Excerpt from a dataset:
········

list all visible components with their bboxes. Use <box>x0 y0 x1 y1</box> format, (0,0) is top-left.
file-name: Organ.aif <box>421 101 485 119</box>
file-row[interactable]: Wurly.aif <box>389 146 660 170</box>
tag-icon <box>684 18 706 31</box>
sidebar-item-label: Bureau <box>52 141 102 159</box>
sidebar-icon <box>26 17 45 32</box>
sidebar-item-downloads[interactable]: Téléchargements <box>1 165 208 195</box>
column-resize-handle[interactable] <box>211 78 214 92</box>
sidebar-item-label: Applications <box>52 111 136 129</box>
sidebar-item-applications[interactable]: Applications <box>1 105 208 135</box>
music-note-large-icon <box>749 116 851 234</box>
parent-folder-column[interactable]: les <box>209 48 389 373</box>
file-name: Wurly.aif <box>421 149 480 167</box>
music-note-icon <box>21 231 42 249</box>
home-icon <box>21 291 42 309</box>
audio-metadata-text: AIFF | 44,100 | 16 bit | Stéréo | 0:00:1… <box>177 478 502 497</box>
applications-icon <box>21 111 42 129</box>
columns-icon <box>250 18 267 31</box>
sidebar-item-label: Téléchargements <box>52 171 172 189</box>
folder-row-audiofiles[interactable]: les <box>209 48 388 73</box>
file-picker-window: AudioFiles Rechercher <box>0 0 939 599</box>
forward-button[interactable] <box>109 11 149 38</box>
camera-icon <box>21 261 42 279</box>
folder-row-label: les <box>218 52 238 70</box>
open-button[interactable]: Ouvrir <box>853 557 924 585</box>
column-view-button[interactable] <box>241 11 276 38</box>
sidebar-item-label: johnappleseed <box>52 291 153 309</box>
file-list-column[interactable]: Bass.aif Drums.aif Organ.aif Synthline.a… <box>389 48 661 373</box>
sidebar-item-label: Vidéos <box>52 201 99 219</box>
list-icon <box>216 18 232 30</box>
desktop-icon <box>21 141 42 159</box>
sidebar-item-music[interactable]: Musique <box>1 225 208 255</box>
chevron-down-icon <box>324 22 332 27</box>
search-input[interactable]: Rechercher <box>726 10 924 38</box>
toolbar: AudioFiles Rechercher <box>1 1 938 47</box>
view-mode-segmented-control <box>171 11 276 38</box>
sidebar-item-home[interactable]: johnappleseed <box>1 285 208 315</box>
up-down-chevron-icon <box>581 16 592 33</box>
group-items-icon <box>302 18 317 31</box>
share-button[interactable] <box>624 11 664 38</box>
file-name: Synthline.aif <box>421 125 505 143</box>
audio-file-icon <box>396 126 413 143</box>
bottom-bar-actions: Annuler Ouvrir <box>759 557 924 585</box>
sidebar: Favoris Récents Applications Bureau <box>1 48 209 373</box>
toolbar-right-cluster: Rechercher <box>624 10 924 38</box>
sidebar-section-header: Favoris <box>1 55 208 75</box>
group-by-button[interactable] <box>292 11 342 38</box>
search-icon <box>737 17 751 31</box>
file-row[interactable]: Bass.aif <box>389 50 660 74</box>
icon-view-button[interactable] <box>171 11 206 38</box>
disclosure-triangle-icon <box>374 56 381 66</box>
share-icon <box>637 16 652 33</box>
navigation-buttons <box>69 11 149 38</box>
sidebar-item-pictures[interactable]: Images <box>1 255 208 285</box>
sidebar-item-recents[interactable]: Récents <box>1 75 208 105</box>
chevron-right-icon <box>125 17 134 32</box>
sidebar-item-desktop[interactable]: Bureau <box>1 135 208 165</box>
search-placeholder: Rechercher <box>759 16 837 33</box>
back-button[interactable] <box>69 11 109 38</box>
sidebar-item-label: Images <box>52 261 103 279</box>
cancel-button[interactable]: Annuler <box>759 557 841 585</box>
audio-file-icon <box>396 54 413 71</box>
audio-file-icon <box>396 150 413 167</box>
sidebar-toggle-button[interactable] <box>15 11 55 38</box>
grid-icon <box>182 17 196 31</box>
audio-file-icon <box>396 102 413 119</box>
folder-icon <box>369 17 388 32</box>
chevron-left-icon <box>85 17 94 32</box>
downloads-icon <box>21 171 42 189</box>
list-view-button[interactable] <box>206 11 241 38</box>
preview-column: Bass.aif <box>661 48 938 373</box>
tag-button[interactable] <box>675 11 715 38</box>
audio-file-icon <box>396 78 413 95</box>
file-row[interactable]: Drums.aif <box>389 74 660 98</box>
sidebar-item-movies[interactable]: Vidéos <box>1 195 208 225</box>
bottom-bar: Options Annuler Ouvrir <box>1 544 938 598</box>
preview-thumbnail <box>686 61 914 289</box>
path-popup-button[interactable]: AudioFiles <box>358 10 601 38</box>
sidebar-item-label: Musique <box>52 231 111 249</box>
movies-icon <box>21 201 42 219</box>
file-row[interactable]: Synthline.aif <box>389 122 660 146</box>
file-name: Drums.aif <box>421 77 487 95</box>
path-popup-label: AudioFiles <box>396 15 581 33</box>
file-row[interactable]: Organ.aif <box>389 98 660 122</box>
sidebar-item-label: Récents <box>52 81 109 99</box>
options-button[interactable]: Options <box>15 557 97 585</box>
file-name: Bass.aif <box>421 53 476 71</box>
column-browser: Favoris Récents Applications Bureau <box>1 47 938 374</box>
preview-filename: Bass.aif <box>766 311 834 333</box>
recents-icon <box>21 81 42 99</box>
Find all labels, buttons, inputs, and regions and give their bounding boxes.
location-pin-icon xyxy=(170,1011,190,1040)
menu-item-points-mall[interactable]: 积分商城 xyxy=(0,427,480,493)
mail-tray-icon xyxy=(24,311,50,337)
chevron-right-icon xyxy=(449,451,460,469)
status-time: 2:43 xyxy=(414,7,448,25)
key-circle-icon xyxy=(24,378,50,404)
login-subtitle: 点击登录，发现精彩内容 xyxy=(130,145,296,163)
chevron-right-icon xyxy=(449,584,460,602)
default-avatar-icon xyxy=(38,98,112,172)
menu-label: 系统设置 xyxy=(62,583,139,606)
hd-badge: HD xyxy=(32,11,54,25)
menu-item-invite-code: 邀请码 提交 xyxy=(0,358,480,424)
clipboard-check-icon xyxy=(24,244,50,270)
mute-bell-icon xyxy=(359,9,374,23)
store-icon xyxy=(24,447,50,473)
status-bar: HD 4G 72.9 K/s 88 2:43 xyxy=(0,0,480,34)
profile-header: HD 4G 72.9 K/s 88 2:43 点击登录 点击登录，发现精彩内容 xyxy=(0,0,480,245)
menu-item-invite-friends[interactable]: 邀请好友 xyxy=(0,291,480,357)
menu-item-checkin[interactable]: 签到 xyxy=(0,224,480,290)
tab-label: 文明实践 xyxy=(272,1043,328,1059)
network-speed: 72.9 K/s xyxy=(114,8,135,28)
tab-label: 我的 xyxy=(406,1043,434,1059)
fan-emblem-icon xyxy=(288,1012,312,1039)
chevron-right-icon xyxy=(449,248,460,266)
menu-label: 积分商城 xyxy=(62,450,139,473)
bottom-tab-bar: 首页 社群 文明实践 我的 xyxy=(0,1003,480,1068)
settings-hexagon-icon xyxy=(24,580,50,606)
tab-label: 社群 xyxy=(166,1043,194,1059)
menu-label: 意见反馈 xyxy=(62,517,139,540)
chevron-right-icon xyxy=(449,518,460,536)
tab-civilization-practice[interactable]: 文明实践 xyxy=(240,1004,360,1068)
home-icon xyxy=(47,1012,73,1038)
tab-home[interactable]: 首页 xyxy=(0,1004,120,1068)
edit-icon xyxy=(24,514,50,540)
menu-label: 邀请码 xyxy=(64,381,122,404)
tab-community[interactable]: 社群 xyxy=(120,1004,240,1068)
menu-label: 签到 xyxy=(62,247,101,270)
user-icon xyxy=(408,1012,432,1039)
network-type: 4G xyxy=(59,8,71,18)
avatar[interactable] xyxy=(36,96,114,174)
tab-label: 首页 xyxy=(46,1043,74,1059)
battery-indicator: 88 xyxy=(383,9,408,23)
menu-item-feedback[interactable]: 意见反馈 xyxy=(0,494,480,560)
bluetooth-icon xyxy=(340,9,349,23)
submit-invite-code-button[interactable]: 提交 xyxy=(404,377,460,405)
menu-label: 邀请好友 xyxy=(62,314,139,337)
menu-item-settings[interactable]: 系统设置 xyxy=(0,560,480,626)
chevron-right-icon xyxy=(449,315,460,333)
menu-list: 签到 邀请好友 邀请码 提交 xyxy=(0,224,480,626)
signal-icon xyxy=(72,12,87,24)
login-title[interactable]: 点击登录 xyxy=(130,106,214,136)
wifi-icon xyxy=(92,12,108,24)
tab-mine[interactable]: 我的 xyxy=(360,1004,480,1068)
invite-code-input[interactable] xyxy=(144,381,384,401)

········

Write out the stretch of rows from the beginning through the line containing "file-list-column[interactable]: Bass.aif Drums.aif", with both ends included and every line copied unchanged.

◆ TASK SOLUTION
list all visible components with their bboxes. Use <box>x0 y0 x1 y1</box> format, (0,0) is top-left.
file-name: Organ.aif <box>421 101 485 119</box>
file-row[interactable]: Wurly.aif <box>389 146 660 170</box>
tag-icon <box>684 18 706 31</box>
sidebar-item-label: Bureau <box>52 141 102 159</box>
sidebar-icon <box>26 17 45 32</box>
sidebar-item-downloads[interactable]: Téléchargements <box>1 165 208 195</box>
column-resize-handle[interactable] <box>211 78 214 92</box>
sidebar-item-label: Applications <box>52 111 136 129</box>
sidebar-item-applications[interactable]: Applications <box>1 105 208 135</box>
music-note-large-icon <box>749 116 851 234</box>
parent-folder-column[interactable]: les <box>209 48 389 373</box>
file-name: Wurly.aif <box>421 149 480 167</box>
music-note-icon <box>21 231 42 249</box>
home-icon <box>21 291 42 309</box>
audio-metadata-text: AIFF | 44,100 | 16 bit | Stéréo | 0:00:1… <box>177 478 502 497</box>
applications-icon <box>21 111 42 129</box>
columns-icon <box>250 18 267 31</box>
sidebar-item-label: Téléchargements <box>52 171 172 189</box>
folder-row-audiofiles[interactable]: les <box>209 48 388 73</box>
file-picker-window: AudioFiles Rechercher <box>0 0 939 599</box>
forward-button[interactable] <box>109 11 149 38</box>
camera-icon <box>21 261 42 279</box>
folder-row-label: les <box>218 52 238 70</box>
open-button[interactable]: Ouvrir <box>853 557 924 585</box>
column-view-button[interactable] <box>241 11 276 38</box>
sidebar-item-label: johnappleseed <box>52 291 153 309</box>
file-list-column[interactable]: Bass.aif Drums.aif Organ.aif Synthline.a… <box>389 48 661 373</box>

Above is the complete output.